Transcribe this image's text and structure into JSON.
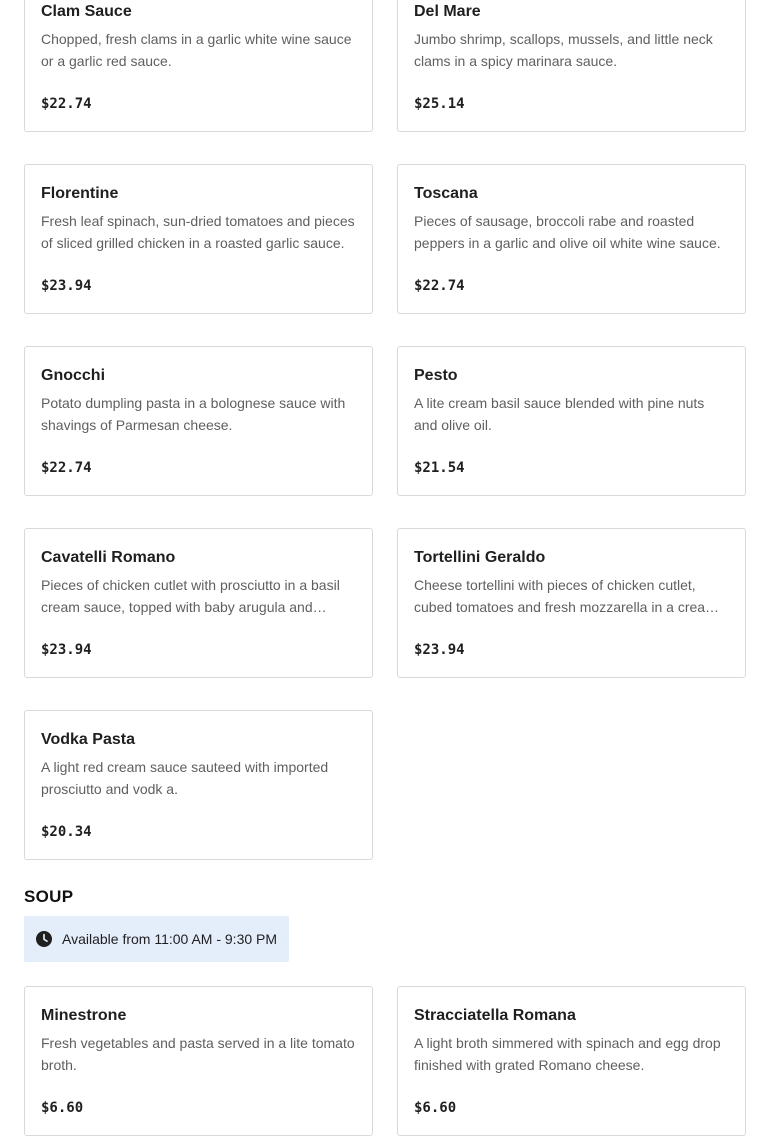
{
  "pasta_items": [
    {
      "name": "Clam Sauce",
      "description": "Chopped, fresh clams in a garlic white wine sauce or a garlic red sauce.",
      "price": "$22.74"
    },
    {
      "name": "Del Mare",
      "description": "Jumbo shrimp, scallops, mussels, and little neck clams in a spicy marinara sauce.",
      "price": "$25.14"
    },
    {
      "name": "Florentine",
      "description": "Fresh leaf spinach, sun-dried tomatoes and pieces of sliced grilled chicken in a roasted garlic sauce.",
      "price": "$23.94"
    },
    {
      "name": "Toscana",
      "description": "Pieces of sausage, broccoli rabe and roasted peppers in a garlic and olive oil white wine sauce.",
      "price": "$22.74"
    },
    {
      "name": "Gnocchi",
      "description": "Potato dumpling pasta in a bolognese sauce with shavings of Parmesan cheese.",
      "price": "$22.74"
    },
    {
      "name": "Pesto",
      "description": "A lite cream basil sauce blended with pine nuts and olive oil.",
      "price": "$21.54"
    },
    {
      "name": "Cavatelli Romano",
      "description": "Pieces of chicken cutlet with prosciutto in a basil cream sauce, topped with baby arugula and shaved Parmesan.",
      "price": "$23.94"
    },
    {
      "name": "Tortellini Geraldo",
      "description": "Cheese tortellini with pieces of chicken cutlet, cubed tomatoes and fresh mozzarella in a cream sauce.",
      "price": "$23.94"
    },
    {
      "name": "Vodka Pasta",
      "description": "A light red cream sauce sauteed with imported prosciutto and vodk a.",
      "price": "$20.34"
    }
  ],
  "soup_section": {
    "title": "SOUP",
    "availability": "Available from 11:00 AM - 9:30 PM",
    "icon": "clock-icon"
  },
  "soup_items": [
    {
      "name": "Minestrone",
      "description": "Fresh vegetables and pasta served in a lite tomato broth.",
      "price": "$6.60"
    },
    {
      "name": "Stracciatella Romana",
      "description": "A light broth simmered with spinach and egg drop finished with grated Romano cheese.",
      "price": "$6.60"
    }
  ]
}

::::::

## What you should do
All records must be output exactly as they are, except for the pictures, which are left out.

## Finished exercise
Transcribe this image's text and structure into JSON.
{
  "pasta_items": [
    {
      "name": "Clam Sauce",
      "description": "Chopped, fresh clams in a garlic white wine sauce or a garlic red sauce.",
      "price": "$22.74"
    },
    {
      "name": "Del Mare",
      "description": "Jumbo shrimp, scallops, mussels, and little neck clams in a spicy marinara sauce.",
      "price": "$25.14"
    },
    {
      "name": "Florentine",
      "description": "Fresh leaf spinach, sun-dried tomatoes and pieces of sliced grilled chicken in a roasted garlic sauce.",
      "price": "$23.94"
    },
    {
      "name": "Toscana",
      "description": "Pieces of sausage, broccoli rabe and roasted peppers in a garlic and olive oil white wine sauce.",
      "price": "$22.74"
    },
    {
      "name": "Gnocchi",
      "description": "Potato dumpling pasta in a bolognese sauce with shavings of Parmesan cheese.",
      "price": "$22.74"
    },
    {
      "name": "Pesto",
      "description": "A lite cream basil sauce blended with pine nuts and olive oil.",
      "price": "$21.54"
    },
    {
      "name": "Cavatelli Romano",
      "description": "Pieces of chicken cutlet with prosciutto in a basil cream sauce, topped with baby arugula and shaved Parmesan.",
      "price": "$23.94"
    },
    {
      "name": "Tortellini Geraldo",
      "description": "Cheese tortellini with pieces of chicken cutlet, cubed tomatoes and fresh mozzarella in a cream sauce.",
      "price": "$23.94"
    },
    {
      "name": "Vodka Pasta",
      "description": "A light red cream sauce sauteed with imported prosciutto and vodk a.",
      "price": "$20.34"
    }
  ],
  "soup_section": {
    "title": "SOUP",
    "availability": "Available from 11:00 AM - 9:30 PM",
    "icon": "clock-icon"
  },
  "soup_items": [
    {
      "name": "Minestrone",
      "description": "Fresh vegetables and pasta served in a lite tomato broth.",
      "price": "$6.60"
    },
    {
      "name": "Stracciatella Romana",
      "description": "A light broth simmered with spinach and egg drop finished with grated Romano cheese.",
      "price": "$6.60"
    }
  ]
}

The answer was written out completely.